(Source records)
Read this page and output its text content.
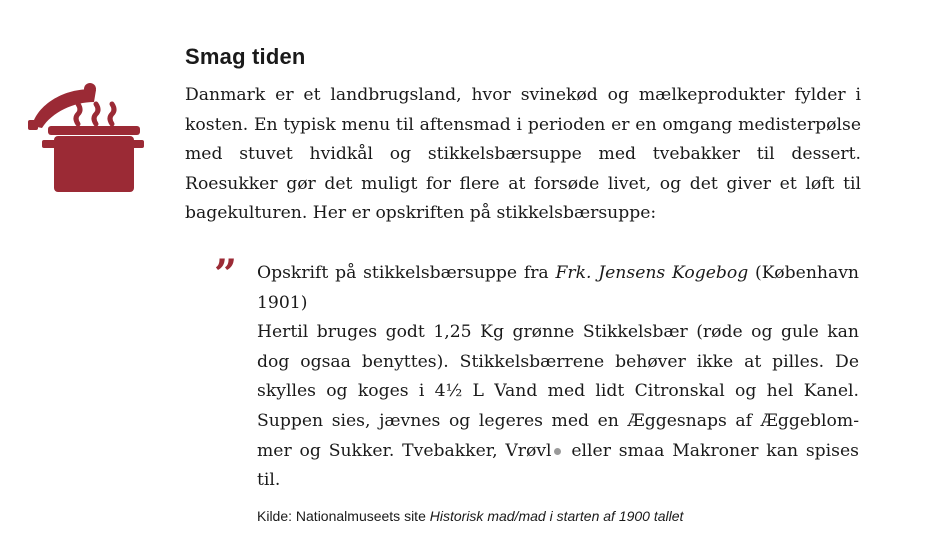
Smag tiden

Danmark er et landbrugsland, hvor svinekød og mælkeprodukter fylder i kosten. En typisk menu til aftensmad i perioden er en omgang medisterpølse med stuvet hvidkål og stikkelsbærsuppe med tvebakker til dessert. Roesukker gør det muligt for flere at forsøde livet, og det giver et løft til bagekulturen. Her er opskriften på stikkelsbærsuppe:

” Opskrift på stikkelsbærsuppe fra Frk. Jensens Kogebog (København 1901)
Hertil bruges godt 1,25 Kg grønne Stikkelsbær (røde og gule kan dog ogsaa benyttes). Stikkelsbærrene behøver ikke at pilles. De skylles og koges i 4½ L Vand med lidt Citronskal og hel Kanel. Suppen sies, jævnes og legeres med en Æggesnaps af Æggeblommer og Sukker. Tvebakker, Vrøvl eller smaa Makroner kan spises til.

Kilde: Nationalmuseets site Historisk mad/mad i starten af 1900 tallet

■ Given problem
Reproduce the material above in full, exactly, with no images.

■ The answer
Read this page and output its text content.
Smag tiden

Danmark er et landbrugsland, hvor svinekød og mælkeprodukter fylder i kosten. En typisk menu til aftensmad i perioden er en omgang medisterpølse med stuvet hvidkål og stikkelsbærsuppe med tvebakker til dessert. Roesukker gør det muligt for flere at forsøde livet, og det giver et løft til bagekulturen. Her er opskriften på stikkelsbærsuppe:

” Opskrift på stikkelsbærsuppe fra Frk. Jensens Kogebog (København 1901)
Hertil bruges godt 1,25 Kg grønne Stikkelsbær (røde og gule kan dog ogsaa benyttes). Stikkelsbærrene behøver ikke at pilles. De skylles og koges i 4½ L Vand med lidt Citronskal og hel Kanel. Suppen sies, jævnes og legeres med en Æggesnaps af Æggeblommer og Sukker. Tvebakker, Vrøvl eller smaa Makroner kan spises til.

Kilde: Nationalmuseets site Historisk mad/mad i starten af 1900 tallet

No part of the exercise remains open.